Records provided:
** Begin **
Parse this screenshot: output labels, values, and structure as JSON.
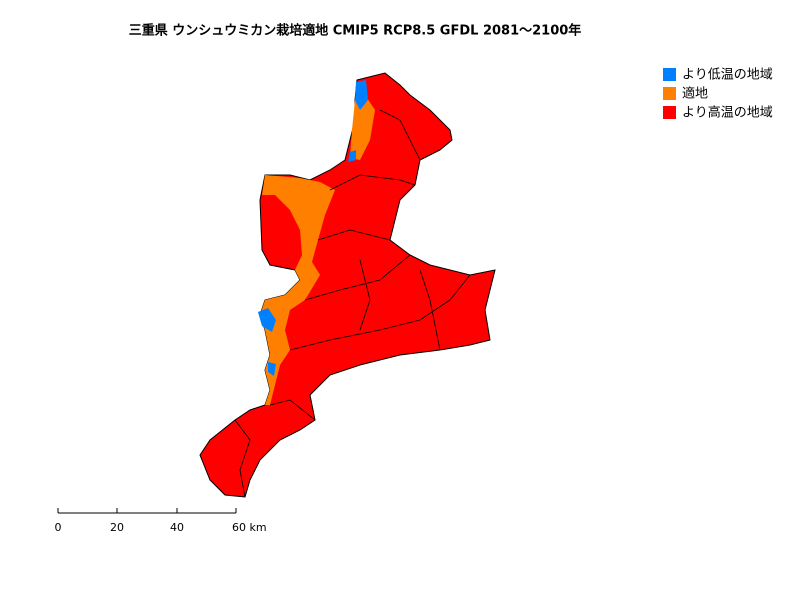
{
  "title": "三重県 ウンシュウミカン栽培適地 CMIP5 RCP8.5 GFDL 2081～2100年",
  "legend": [
    {
      "name": "より低温の地域",
      "color": "#0080ff"
    },
    {
      "name": "適地",
      "color": "#ff8000"
    },
    {
      "name": "より高温の地域",
      "color": "#ff0000"
    }
  ],
  "scale_bar": {
    "labels": [
      "0",
      "20",
      "40",
      "60 km"
    ]
  }
}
** End **
Transcribe the records above exactly as they appear, leaving out any pictures.

Parse this screenshot: output labels, values, and structure as JSON.
{
  "title": "三重県 ウンシュウミカン栽培適地 CMIP5 RCP8.5 GFDL 2081～2100年",
  "legend": [
    {
      "name": "より低温の地域",
      "color": "#0080ff"
    },
    {
      "name": "適地",
      "color": "#ff8000"
    },
    {
      "name": "より高温の地域",
      "color": "#ff0000"
    }
  ],
  "scale_bar": {
    "labels": [
      "0",
      "20",
      "40",
      "60 km"
    ]
  }
}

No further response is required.